(Dataset records)
◆ ◆ ◆

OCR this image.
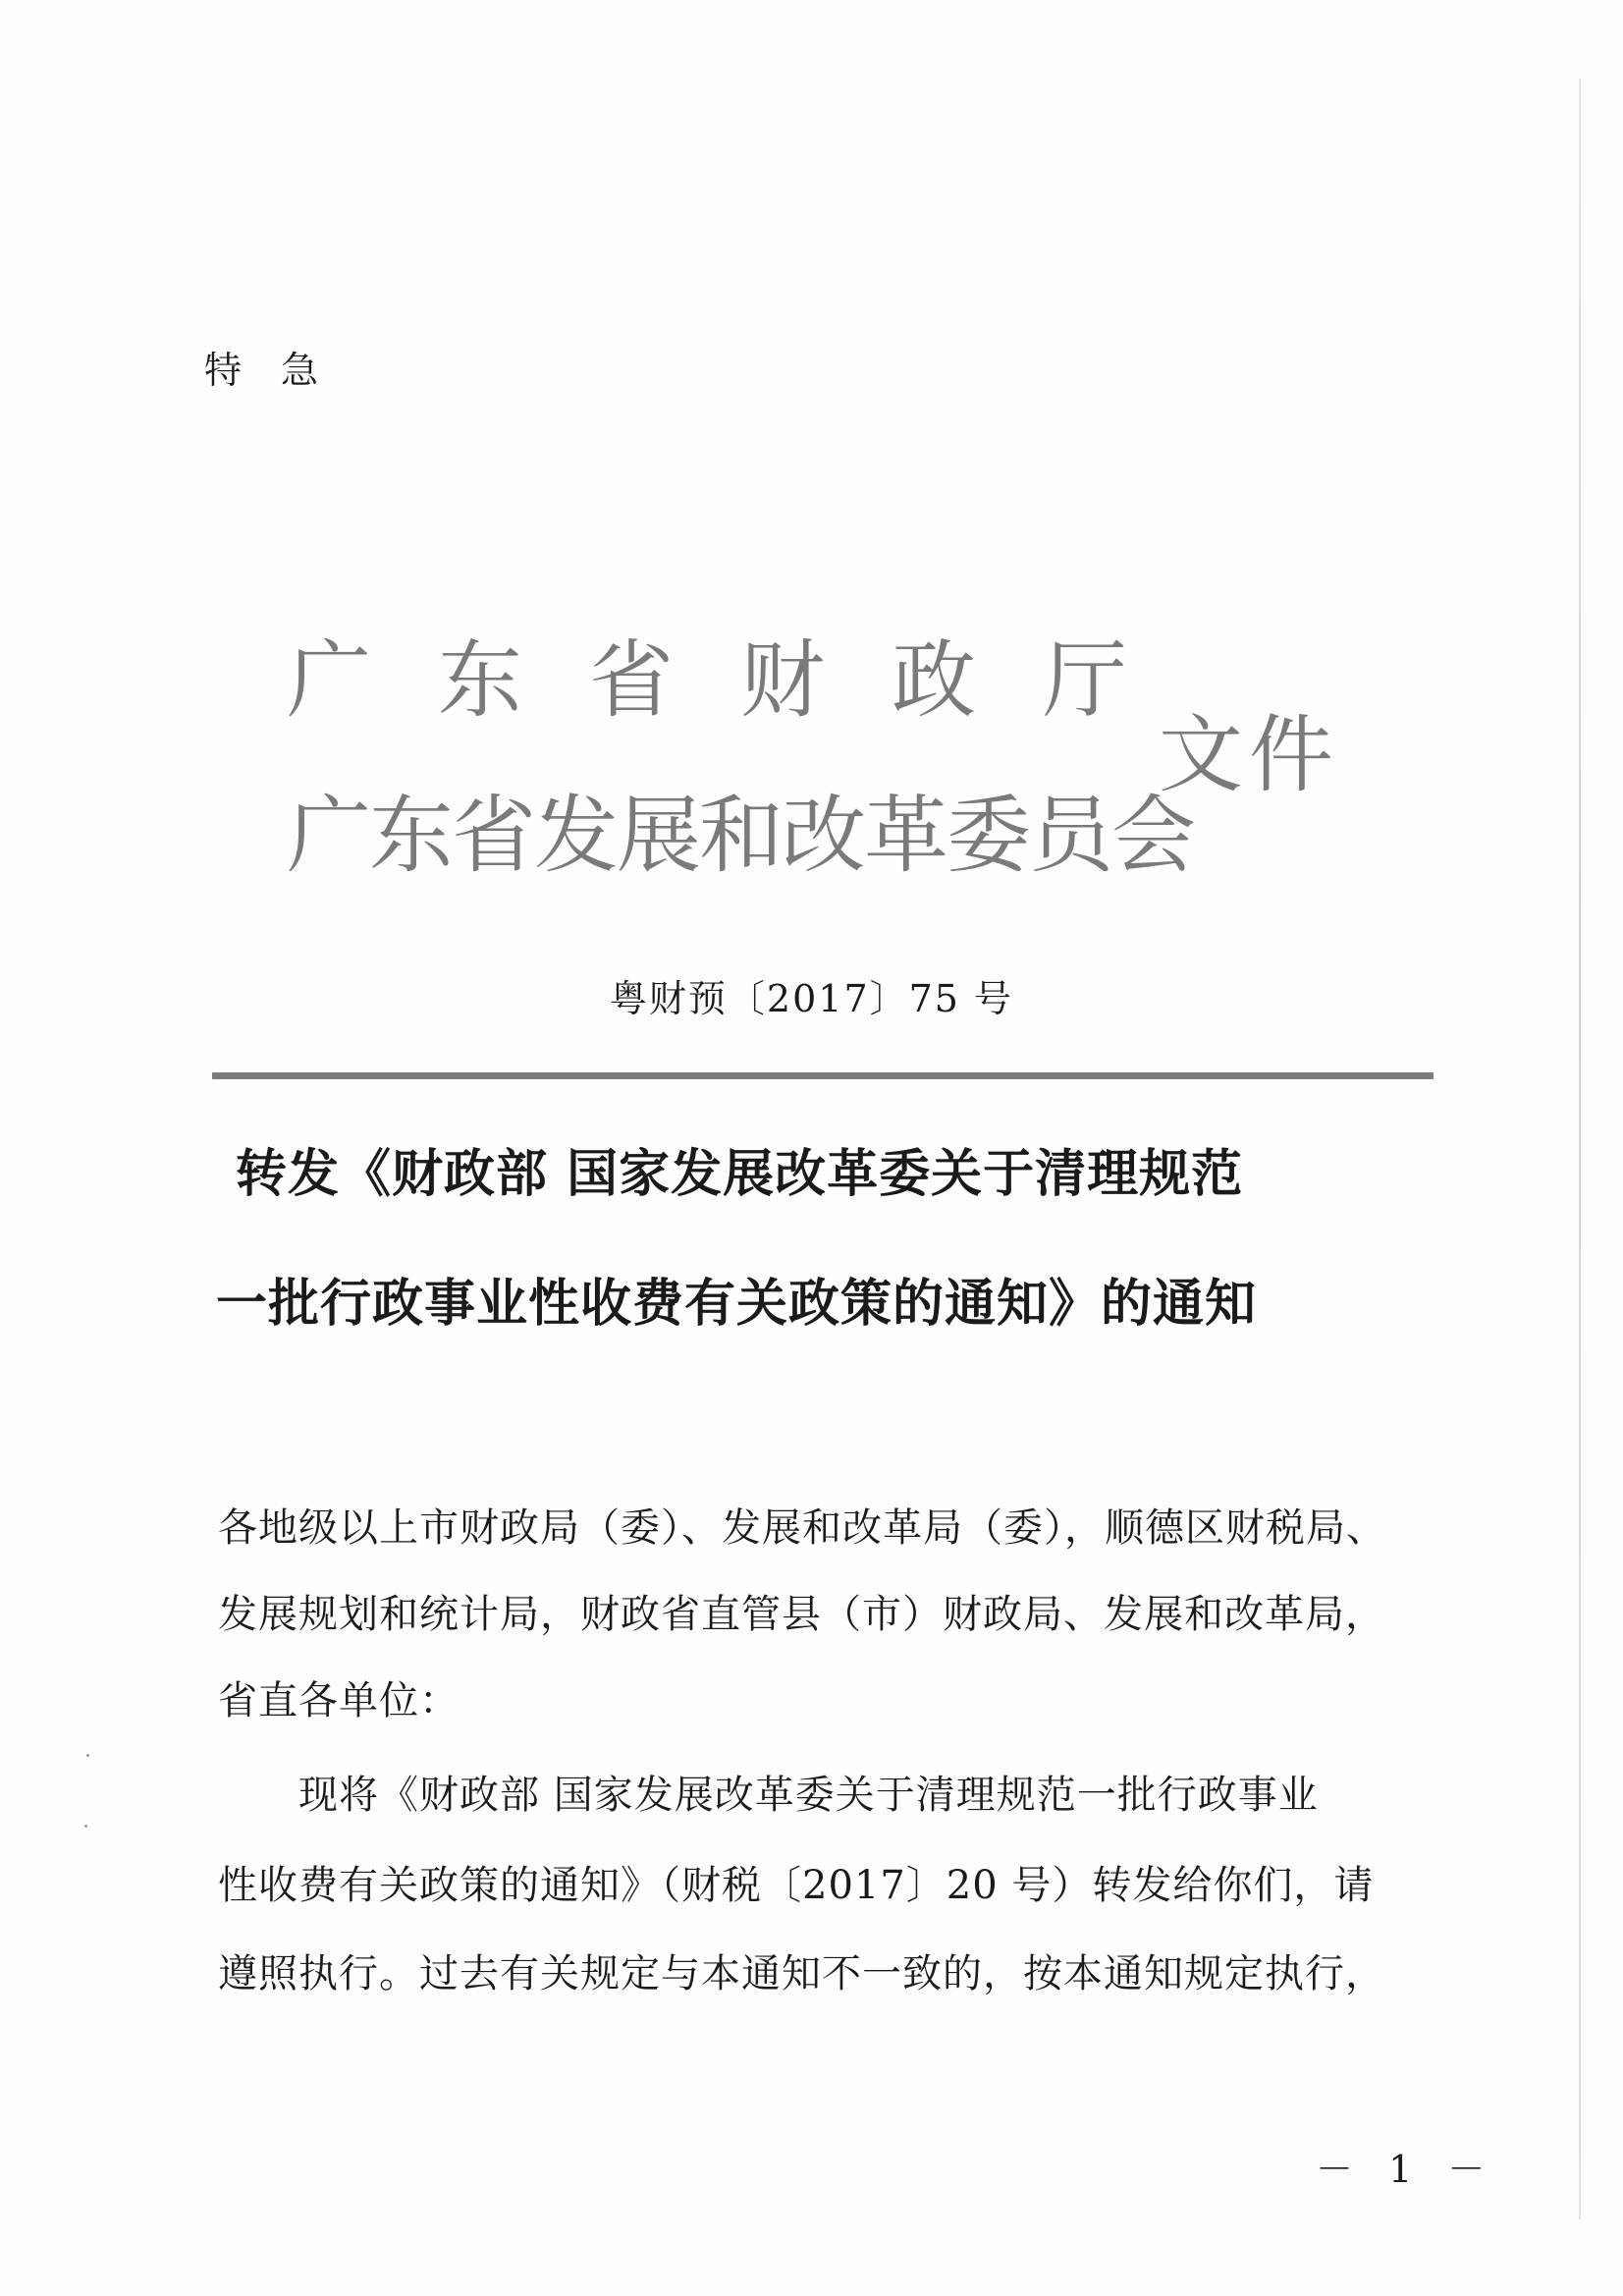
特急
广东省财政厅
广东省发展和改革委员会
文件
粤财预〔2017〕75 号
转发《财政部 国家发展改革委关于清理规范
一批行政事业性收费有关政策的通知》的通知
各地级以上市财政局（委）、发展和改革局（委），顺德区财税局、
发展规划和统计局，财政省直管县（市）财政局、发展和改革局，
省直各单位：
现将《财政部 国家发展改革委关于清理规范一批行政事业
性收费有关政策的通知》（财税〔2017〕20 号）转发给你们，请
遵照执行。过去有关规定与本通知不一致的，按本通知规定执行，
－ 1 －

◆ ◆ ◆

[SHORT EXERCISE]
Each line in the material either holds the string "发展和改革局" or does not. State how many do, and nothing else.

[FINAL RESULT]
2